◆ TASK PROMPT: Every line of the listing must be reproduced as it stands. Leave the images behind.

**********

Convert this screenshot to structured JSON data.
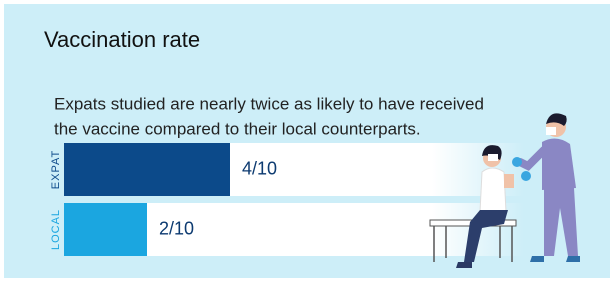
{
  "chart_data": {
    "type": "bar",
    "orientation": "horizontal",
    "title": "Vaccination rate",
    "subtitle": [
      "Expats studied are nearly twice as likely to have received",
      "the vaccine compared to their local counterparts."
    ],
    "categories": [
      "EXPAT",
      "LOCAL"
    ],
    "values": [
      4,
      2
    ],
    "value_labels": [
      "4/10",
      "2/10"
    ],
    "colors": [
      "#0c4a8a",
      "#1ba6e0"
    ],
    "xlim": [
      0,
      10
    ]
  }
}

**********

◆ THE SOLUTION:
Convert this screenshot to structured JSON data.
{
  "chart_data": {
    "type": "bar",
    "orientation": "horizontal",
    "title": "Vaccination rate",
    "subtitle": [
      "Expats studied are nearly twice as likely to have received",
      "the vaccine compared to their local counterparts."
    ],
    "categories": [
      "EXPAT",
      "LOCAL"
    ],
    "values": [
      4,
      2
    ],
    "value_labels": [
      "4/10",
      "2/10"
    ],
    "colors": [
      "#0c4a8a",
      "#1ba6e0"
    ],
    "xlim": [
      0,
      10
    ]
  }
}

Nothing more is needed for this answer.